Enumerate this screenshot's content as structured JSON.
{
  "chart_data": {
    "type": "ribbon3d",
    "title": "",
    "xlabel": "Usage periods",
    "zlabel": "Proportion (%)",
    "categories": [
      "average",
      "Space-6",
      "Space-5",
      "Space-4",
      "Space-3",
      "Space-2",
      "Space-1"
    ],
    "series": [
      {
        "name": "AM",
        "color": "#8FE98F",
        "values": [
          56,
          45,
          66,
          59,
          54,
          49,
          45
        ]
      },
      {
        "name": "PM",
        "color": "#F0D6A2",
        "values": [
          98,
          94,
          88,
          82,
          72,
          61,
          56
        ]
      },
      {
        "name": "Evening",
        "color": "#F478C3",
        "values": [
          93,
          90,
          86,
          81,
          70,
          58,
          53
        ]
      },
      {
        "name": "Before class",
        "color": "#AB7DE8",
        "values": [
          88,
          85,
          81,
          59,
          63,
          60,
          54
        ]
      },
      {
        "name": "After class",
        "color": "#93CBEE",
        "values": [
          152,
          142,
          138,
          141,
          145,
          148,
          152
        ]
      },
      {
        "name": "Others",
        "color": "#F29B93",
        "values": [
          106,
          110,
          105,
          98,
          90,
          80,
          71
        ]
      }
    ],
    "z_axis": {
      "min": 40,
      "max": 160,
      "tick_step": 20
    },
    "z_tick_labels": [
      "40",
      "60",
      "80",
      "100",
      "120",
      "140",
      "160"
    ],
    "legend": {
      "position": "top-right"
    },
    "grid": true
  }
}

□ □ □ □

• EXERCISE TASK: Reproduce the entries above in full, verbatim.

• SOLUTION FOR THIS EXERCISE:
Enumerate this screenshot's content as structured JSON.
{
  "chart_data": {
    "type": "ribbon3d",
    "title": "",
    "xlabel": "Usage periods",
    "zlabel": "Proportion (%)",
    "categories": [
      "average",
      "Space-6",
      "Space-5",
      "Space-4",
      "Space-3",
      "Space-2",
      "Space-1"
    ],
    "series": [
      {
        "name": "AM",
        "color": "#8FE98F",
        "values": [
          56,
          45,
          66,
          59,
          54,
          49,
          45
        ]
      },
      {
        "name": "PM",
        "color": "#F0D6A2",
        "values": [
          98,
          94,
          88,
          82,
          72,
          61,
          56
        ]
      },
      {
        "name": "Evening",
        "color": "#F478C3",
        "values": [
          93,
          90,
          86,
          81,
          70,
          58,
          53
        ]
      },
      {
        "name": "Before class",
        "color": "#AB7DE8",
        "values": [
          88,
          85,
          81,
          59,
          63,
          60,
          54
        ]
      },
      {
        "name": "After class",
        "color": "#93CBEE",
        "values": [
          152,
          142,
          138,
          141,
          145,
          148,
          152
        ]
      },
      {
        "name": "Others",
        "color": "#F29B93",
        "values": [
          106,
          110,
          105,
          98,
          90,
          80,
          71
        ]
      }
    ],
    "z_axis": {
      "min": 40,
      "max": 160,
      "tick_step": 20
    },
    "z_tick_labels": [
      "40",
      "60",
      "80",
      "100",
      "120",
      "140",
      "160"
    ],
    "legend": {
      "position": "top-right"
    },
    "grid": true
  }
}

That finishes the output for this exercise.